• **Your objective**
Looking at the data below, count the lines that contain the string "Long". Write only the total.

::::::::

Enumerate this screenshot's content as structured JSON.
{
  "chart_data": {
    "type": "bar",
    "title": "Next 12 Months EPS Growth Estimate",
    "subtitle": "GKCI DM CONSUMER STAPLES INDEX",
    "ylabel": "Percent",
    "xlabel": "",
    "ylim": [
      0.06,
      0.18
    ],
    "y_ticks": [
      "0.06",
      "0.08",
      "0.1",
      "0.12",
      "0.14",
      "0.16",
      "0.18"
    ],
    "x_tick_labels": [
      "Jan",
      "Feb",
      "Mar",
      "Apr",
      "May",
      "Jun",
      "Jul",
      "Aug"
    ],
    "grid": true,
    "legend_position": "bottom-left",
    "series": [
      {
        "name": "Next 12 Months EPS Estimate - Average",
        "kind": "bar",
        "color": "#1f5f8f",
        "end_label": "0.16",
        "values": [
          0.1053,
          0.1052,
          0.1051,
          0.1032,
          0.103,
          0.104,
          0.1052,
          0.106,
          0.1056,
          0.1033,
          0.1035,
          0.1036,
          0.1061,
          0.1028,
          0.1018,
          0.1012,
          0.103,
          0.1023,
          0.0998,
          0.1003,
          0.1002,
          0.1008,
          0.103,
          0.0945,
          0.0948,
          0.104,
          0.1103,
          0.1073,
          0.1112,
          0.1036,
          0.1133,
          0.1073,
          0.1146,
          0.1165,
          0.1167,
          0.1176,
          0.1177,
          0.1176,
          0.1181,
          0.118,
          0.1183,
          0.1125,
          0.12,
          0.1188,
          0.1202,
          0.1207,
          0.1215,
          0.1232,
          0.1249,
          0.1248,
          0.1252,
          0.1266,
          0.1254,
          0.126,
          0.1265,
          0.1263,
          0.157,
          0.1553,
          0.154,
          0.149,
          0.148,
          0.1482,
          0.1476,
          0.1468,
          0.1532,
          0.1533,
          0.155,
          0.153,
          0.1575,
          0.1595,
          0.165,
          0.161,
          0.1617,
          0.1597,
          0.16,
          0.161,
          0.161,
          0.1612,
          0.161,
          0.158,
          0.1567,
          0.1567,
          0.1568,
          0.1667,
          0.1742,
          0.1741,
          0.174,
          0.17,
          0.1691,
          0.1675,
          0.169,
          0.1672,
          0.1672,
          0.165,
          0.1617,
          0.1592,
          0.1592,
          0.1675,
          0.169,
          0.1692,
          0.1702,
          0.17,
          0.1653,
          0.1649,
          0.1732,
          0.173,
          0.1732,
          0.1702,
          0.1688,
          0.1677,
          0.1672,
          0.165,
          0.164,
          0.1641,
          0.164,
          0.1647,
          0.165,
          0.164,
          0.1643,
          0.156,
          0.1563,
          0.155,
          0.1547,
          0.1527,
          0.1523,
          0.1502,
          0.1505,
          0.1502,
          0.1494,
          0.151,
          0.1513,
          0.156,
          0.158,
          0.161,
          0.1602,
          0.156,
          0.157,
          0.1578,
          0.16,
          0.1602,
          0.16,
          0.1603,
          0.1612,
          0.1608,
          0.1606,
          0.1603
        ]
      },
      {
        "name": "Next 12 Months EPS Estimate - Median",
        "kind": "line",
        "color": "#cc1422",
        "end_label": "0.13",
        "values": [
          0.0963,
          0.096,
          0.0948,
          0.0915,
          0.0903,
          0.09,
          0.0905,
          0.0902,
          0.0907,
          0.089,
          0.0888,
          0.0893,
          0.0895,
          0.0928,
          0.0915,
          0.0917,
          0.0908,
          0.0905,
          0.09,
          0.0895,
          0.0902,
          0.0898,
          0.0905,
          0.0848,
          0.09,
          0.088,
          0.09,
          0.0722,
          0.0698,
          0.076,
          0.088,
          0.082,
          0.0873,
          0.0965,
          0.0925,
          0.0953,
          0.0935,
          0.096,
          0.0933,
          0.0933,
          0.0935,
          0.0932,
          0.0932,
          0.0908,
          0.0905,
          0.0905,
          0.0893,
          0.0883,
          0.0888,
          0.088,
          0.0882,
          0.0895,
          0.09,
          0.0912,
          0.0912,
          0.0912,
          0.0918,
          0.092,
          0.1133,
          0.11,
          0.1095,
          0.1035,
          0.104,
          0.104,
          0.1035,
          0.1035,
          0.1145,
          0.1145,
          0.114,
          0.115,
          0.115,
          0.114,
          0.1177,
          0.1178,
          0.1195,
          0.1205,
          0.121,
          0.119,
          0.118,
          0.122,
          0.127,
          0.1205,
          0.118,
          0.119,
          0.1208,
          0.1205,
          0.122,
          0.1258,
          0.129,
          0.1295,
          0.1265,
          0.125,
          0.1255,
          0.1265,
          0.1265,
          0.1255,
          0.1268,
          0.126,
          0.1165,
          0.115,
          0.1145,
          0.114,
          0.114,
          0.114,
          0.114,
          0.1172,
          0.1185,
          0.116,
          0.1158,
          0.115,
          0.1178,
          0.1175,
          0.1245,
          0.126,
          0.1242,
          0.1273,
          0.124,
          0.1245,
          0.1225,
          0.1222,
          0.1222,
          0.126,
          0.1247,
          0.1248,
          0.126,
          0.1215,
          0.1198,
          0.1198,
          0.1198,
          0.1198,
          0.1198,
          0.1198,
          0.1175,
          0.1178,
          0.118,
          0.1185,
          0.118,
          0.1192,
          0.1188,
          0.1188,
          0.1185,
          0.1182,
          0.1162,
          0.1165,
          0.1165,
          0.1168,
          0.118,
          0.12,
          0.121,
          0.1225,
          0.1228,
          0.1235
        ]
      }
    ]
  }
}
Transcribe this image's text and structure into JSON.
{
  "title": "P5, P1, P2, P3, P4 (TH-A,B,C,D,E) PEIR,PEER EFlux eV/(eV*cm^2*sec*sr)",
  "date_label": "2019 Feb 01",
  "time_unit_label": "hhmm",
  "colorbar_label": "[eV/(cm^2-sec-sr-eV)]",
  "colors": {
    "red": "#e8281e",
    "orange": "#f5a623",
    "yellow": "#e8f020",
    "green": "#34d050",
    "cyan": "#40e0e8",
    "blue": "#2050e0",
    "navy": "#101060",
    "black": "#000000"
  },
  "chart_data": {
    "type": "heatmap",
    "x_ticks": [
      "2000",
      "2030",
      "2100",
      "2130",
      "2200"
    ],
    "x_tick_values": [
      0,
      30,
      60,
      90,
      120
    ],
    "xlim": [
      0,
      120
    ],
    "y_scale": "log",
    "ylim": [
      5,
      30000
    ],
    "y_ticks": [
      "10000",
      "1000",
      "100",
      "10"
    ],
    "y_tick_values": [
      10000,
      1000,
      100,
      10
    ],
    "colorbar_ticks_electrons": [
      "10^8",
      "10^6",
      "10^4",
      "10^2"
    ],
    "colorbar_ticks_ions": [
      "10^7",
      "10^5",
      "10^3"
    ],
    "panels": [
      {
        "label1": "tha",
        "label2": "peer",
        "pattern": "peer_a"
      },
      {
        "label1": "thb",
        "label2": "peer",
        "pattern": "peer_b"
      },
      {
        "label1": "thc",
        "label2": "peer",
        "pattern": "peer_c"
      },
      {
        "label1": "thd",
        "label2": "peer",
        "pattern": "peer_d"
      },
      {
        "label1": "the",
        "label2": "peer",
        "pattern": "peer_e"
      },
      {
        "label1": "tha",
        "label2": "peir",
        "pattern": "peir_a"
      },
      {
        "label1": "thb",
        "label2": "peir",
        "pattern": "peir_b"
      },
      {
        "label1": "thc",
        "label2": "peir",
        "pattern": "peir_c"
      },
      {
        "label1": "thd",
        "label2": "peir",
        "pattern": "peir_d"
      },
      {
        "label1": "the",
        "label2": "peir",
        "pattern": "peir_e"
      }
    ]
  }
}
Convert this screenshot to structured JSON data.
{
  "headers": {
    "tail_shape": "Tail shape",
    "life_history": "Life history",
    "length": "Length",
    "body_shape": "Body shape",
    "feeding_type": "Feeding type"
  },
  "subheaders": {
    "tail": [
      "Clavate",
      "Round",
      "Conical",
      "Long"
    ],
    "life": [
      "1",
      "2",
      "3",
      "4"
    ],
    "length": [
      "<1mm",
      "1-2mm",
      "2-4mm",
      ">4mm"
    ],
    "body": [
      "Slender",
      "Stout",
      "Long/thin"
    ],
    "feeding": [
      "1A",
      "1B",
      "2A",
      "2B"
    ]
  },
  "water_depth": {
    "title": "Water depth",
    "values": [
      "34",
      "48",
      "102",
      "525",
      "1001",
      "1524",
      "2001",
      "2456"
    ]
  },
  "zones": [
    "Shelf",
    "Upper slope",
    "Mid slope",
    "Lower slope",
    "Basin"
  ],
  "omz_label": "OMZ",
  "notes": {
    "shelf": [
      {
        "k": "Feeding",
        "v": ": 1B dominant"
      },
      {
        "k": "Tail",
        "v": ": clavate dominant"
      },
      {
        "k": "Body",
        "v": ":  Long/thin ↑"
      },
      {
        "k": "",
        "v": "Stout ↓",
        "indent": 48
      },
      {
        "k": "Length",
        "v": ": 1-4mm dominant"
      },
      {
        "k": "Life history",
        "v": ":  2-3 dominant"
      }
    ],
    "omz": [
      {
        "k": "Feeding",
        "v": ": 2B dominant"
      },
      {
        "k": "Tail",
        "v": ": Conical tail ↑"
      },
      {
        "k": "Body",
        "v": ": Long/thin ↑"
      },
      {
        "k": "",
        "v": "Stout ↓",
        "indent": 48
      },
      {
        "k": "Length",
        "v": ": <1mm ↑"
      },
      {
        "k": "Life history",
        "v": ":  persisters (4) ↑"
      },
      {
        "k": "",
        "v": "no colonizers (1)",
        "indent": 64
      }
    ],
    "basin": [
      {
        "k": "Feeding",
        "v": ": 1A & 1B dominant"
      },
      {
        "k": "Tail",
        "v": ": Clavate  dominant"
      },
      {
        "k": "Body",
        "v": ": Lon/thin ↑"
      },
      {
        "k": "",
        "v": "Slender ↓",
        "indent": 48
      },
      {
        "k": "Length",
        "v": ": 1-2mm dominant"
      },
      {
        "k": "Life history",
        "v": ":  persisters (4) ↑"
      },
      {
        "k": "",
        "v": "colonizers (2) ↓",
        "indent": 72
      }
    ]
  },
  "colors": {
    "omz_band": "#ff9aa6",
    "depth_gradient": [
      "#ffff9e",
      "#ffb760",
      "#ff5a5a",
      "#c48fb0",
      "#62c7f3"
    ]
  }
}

::::::::

• **The solution**
4